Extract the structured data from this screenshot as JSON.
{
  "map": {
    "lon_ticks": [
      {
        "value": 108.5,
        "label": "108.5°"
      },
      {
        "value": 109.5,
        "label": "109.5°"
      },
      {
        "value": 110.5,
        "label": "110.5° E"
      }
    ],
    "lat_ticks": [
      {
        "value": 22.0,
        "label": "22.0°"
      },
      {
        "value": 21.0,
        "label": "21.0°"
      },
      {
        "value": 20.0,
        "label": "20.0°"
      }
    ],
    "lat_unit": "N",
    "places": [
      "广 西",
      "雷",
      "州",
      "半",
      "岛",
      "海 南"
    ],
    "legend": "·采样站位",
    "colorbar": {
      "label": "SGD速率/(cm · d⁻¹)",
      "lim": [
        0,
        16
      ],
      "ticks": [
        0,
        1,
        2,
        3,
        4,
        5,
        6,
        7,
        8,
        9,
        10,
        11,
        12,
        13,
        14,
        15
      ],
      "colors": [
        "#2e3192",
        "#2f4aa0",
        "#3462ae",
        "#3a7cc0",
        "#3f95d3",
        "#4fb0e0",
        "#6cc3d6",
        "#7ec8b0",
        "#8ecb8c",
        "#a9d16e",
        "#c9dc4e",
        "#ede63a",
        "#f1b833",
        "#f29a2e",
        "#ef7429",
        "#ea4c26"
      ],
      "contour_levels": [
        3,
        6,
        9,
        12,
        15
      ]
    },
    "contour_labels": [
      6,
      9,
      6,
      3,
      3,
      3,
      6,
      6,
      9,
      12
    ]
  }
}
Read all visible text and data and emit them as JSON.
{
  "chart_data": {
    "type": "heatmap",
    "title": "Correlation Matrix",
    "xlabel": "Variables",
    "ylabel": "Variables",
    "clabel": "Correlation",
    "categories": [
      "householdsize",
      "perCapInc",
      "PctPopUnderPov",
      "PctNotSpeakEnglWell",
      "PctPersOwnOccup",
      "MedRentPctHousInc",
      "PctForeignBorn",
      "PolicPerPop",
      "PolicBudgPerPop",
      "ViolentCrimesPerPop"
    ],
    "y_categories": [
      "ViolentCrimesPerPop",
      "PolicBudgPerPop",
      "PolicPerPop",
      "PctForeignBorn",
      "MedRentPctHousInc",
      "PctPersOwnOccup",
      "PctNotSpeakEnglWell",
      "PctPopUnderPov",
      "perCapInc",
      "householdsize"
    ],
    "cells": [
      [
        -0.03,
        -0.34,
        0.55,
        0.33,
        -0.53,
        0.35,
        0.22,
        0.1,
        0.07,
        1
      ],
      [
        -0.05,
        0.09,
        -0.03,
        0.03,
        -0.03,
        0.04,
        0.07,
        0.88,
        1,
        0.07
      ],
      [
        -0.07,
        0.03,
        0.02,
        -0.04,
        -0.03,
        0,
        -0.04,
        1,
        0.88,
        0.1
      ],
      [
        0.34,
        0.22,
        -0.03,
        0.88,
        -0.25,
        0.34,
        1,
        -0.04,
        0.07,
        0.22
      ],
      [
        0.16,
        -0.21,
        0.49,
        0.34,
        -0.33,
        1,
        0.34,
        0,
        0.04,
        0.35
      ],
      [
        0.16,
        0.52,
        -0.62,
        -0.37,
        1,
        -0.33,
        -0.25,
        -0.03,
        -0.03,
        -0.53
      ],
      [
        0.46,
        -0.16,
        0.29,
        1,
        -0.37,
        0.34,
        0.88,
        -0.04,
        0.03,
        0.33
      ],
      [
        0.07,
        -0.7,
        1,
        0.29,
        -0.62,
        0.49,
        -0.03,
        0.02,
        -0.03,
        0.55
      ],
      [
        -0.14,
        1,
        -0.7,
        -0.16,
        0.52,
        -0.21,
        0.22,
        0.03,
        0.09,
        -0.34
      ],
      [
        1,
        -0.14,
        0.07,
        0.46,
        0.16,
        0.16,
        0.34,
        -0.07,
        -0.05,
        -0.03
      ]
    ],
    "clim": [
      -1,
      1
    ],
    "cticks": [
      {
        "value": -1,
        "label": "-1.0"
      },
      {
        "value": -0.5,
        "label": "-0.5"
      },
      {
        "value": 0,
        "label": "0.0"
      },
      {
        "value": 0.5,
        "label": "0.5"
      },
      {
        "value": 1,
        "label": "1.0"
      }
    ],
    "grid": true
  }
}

|---|

* **Brief**:
Repeat each entry word for word.

* **Exercise solution**:
Extract the structured data from this screenshot as JSON.
{
  "map": {
    "lon_ticks": [
      {
        "value": 108.5,
        "label": "108.5°"
      },
      {
        "value": 109.5,
        "label": "109.5°"
      },
      {
        "value": 110.5,
        "label": "110.5° E"
      }
    ],
    "lat_ticks": [
      {
        "value": 22.0,
        "label": "22.0°"
      },
      {
        "value": 21.0,
        "label": "21.0°"
      },
      {
        "value": 20.0,
        "label": "20.0°"
      }
    ],
    "lat_unit": "N",
    "places": [
      "广 西",
      "雷",
      "州",
      "半",
      "岛",
      "海 南"
    ],
    "legend": "·采样站位",
    "colorbar": {
      "label": "SGD速率/(cm · d⁻¹)",
      "lim": [
        0,
        16
      ],
      "ticks": [
        0,
        1,
        2,
        3,
        4,
        5,
        6,
        7,
        8,
        9,
        10,
        11,
        12,
        13,
        14,
        15
      ],
      "colors": [
        "#2e3192",
        "#2f4aa0",
        "#3462ae",
        "#3a7cc0",
        "#3f95d3",
        "#4fb0e0",
        "#6cc3d6",
        "#7ec8b0",
        "#8ecb8c",
        "#a9d16e",
        "#c9dc4e",
        "#ede63a",
        "#f1b833",
        "#f29a2e",
        "#ef7429",
        "#ea4c26"
      ],
      "contour_levels": [
        3,
        6,
        9,
        12,
        15
      ]
    },
    "contour_labels": [
      6,
      9,
      6,
      3,
      3,
      3,
      6,
      6,
      9,
      12
    ]
  }
}
Read all visible text and data and emit them as JSON.
{
  "chart_data": {
    "type": "heatmap",
    "title": "Correlation Matrix",
    "xlabel": "Variables",
    "ylabel": "Variables",
    "clabel": "Correlation",
    "categories": [
      "householdsize",
      "perCapInc",
      "PctPopUnderPov",
      "PctNotSpeakEnglWell",
      "PctPersOwnOccup",
      "MedRentPctHousInc",
      "PctForeignBorn",
      "PolicPerPop",
      "PolicBudgPerPop",
      "ViolentCrimesPerPop"
    ],
    "y_categories": [
      "ViolentCrimesPerPop",
      "PolicBudgPerPop",
      "PolicPerPop",
      "PctForeignBorn",
      "MedRentPctHousInc",
      "PctPersOwnOccup",
      "PctNotSpeakEnglWell",
      "PctPopUnderPov",
      "perCapInc",
      "householdsize"
    ],
    "cells": [
      [
        -0.03,
        -0.34,
        0.55,
        0.33,
        -0.53,
        0.35,
        0.22,
        0.1,
        0.07,
        1
      ],
      [
        -0.05,
        0.09,
        -0.03,
        0.03,
        -0.03,
        0.04,
        0.07,
        0.88,
        1,
        0.07
      ],
      [
        -0.07,
        0.03,
        0.02,
        -0.04,
        -0.03,
        0,
        -0.04,
        1,
        0.88,
        0.1
      ],
      [
        0.34,
        0.22,
        -0.03,
        0.88,
        -0.25,
        0.34,
        1,
        -0.04,
        0.07,
        0.22
      ],
      [
        0.16,
        -0.21,
        0.49,
        0.34,
        -0.33,
        1,
        0.34,
        0,
        0.04,
        0.35
      ],
      [
        0.16,
        0.52,
        -0.62,
        -0.37,
        1,
        -0.33,
        -0.25,
        -0.03,
        -0.03,
        -0.53
      ],
      [
        0.46,
        -0.16,
        0.29,
        1,
        -0.37,
        0.34,
        0.88,
        -0.04,
        0.03,
        0.33
      ],
      [
        0.07,
        -0.7,
        1,
        0.29,
        -0.62,
        0.49,
        -0.03,
        0.02,
        -0.03,
        0.55
      ],
      [
        -0.14,
        1,
        -0.7,
        -0.16,
        0.52,
        -0.21,
        0.22,
        0.03,
        0.09,
        -0.34
      ],
      [
        1,
        -0.14,
        0.07,
        0.46,
        0.16,
        0.16,
        0.34,
        -0.07,
        -0.05,
        -0.03
      ]
    ],
    "clim": [
      -1,
      1
    ],
    "cticks": [
      {
        "value": -1,
        "label": "-1.0"
      },
      {
        "value": -0.5,
        "label": "-0.5"
      },
      {
        "value": 0,
        "label": "0.0"
      },
      {
        "value": 0.5,
        "label": "0.5"
      },
      {
        "value": 1,
        "label": "1.0"
      }
    ],
    "grid": true
  }
}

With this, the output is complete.